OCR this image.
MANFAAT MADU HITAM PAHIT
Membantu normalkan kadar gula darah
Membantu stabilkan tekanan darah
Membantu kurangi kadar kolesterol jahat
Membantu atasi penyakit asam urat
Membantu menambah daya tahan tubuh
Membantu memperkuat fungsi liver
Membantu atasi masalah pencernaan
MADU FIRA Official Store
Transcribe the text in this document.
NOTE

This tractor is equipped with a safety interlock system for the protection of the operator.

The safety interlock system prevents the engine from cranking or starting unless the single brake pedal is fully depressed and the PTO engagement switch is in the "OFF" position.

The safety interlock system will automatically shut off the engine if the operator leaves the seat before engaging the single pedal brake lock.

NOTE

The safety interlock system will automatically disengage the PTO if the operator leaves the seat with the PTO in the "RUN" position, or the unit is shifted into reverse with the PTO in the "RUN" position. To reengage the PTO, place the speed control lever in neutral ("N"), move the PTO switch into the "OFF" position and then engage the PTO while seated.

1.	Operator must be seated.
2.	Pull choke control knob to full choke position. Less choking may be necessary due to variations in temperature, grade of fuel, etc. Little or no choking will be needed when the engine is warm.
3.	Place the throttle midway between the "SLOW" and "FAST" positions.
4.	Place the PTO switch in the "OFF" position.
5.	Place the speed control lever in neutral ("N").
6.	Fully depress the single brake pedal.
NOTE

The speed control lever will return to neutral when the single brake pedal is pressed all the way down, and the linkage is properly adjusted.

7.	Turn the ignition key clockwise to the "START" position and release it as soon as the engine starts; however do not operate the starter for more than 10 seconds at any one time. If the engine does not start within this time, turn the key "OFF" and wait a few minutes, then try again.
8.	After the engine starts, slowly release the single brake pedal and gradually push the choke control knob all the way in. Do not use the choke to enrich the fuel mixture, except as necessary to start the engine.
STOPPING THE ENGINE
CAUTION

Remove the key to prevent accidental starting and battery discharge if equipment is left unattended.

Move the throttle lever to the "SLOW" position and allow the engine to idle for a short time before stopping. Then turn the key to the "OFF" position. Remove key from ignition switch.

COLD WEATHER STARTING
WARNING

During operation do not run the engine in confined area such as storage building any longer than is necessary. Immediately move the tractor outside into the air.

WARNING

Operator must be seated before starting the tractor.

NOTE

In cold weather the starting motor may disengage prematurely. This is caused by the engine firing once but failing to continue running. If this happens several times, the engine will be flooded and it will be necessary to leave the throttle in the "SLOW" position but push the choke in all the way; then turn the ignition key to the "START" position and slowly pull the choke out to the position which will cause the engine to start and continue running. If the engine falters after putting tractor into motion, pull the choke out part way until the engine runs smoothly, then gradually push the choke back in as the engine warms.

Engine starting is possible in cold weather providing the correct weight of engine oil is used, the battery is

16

--

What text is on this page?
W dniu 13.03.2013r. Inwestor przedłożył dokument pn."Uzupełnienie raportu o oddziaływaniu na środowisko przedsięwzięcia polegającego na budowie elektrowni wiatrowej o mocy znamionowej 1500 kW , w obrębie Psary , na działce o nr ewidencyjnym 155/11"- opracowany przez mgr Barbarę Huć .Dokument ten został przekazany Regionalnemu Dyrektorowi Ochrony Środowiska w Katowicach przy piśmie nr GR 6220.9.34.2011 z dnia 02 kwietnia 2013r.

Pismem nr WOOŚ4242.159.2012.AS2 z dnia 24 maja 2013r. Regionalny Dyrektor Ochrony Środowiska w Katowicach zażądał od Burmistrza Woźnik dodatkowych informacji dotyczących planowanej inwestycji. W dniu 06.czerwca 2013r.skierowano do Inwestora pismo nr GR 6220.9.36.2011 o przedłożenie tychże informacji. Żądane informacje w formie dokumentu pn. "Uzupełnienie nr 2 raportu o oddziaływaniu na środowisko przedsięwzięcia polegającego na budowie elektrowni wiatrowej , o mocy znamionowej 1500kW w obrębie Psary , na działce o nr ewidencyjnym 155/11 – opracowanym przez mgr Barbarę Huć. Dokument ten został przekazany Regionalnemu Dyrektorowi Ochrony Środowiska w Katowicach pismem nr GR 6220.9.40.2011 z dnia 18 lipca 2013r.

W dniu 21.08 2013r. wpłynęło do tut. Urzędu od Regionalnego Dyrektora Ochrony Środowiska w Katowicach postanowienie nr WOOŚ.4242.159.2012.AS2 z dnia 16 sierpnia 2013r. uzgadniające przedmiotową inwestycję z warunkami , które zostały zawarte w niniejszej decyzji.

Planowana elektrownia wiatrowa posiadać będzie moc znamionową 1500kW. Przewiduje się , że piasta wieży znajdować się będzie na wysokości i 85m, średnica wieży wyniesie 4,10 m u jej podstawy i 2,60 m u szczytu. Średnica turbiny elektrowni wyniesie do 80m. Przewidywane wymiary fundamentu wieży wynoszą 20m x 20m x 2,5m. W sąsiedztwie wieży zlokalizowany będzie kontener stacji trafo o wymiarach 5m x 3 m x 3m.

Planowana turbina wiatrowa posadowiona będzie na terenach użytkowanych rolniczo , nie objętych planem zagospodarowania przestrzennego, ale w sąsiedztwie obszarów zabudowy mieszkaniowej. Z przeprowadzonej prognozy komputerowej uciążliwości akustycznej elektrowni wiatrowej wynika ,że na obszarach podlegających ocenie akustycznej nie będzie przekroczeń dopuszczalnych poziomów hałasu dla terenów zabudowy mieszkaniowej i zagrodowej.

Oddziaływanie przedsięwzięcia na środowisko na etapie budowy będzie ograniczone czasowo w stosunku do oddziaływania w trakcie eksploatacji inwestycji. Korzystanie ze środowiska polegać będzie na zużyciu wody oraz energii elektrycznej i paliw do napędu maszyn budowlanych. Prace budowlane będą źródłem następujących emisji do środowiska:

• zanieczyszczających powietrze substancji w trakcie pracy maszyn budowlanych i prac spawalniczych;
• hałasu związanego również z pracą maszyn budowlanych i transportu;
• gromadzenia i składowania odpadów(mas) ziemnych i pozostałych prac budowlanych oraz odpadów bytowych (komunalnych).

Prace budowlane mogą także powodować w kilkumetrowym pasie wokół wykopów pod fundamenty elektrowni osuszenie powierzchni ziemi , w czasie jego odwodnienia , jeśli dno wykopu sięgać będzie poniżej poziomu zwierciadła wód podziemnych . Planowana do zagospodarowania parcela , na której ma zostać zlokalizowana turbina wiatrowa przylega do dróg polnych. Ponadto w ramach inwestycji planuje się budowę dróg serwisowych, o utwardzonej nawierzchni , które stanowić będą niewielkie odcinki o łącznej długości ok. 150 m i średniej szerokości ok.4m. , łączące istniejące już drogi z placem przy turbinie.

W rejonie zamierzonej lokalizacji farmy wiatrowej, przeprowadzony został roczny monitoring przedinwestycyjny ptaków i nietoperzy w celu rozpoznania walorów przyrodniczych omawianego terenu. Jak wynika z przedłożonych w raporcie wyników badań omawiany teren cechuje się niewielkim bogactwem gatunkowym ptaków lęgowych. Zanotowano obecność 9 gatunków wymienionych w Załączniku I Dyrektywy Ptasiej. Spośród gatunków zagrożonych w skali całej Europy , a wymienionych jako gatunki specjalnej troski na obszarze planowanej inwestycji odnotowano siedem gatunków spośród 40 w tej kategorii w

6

**Directions for this task**
Say how many lines in the entries contain the string "Membantu", and say nothing else.

**Solution to this exercise**
7